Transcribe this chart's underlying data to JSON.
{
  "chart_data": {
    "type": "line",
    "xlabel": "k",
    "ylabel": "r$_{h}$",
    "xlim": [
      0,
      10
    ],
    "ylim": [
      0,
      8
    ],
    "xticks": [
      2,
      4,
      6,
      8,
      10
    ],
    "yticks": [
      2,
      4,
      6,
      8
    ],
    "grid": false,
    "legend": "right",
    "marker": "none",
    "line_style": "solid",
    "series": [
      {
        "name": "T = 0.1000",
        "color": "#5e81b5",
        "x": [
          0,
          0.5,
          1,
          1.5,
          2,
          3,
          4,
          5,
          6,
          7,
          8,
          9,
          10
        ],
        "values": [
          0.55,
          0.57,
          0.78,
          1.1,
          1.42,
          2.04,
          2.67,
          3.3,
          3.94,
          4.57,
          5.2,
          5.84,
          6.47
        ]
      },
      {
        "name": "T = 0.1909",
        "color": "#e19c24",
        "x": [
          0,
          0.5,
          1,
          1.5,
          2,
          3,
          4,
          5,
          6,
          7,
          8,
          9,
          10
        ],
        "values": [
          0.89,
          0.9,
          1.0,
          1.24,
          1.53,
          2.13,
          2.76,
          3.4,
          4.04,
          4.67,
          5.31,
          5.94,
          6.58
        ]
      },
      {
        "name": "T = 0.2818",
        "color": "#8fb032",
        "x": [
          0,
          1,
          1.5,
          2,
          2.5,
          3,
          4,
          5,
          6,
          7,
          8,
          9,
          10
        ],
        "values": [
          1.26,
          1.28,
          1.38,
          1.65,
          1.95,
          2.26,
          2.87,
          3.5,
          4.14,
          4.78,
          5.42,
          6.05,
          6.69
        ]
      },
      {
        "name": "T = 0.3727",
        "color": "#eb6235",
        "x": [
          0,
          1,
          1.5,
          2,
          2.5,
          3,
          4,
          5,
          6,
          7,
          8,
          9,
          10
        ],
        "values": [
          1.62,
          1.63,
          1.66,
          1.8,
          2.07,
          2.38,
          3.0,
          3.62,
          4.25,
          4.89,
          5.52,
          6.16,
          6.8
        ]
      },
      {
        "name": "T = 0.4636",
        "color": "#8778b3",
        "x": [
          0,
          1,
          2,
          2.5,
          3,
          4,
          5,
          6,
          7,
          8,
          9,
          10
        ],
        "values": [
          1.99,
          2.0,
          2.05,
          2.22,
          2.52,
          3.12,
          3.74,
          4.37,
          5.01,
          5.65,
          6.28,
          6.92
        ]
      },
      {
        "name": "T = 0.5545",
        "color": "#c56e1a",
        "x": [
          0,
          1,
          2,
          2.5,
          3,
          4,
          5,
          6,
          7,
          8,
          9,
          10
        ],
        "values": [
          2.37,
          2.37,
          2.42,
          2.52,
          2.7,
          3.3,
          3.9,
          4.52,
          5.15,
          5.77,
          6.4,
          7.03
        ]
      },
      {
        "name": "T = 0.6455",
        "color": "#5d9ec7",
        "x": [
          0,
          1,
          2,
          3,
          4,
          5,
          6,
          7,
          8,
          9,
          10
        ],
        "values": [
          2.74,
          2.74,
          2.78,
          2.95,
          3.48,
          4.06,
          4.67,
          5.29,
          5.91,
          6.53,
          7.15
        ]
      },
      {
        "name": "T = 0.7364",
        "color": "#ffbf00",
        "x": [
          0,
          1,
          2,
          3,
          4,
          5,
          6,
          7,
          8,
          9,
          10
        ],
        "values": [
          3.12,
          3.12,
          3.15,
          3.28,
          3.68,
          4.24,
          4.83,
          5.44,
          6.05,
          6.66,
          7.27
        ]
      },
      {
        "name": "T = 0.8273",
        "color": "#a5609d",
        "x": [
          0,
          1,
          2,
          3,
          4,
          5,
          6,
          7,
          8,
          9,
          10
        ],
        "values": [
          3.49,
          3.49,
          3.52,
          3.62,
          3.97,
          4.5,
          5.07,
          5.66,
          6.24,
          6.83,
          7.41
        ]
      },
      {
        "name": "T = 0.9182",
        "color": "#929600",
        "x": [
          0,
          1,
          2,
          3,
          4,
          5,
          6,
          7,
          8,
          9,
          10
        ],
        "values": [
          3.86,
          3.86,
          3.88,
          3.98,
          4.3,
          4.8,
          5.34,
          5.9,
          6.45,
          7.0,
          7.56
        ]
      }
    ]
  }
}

****

■ What this task involves: Set out every line from the material that contains the string "color".

■ Solution:
        "color": "#5e81b5",
        "color": "#e19c24",
        "color": "#8fb032",
        "color": "#eb6235",
        "color": "#8778b3",
        "color": "#c56e1a",
        "color": "#5d9ec7",
        "color": "#ffbf00",
        "color": "#a5609d",
        "color": "#929600",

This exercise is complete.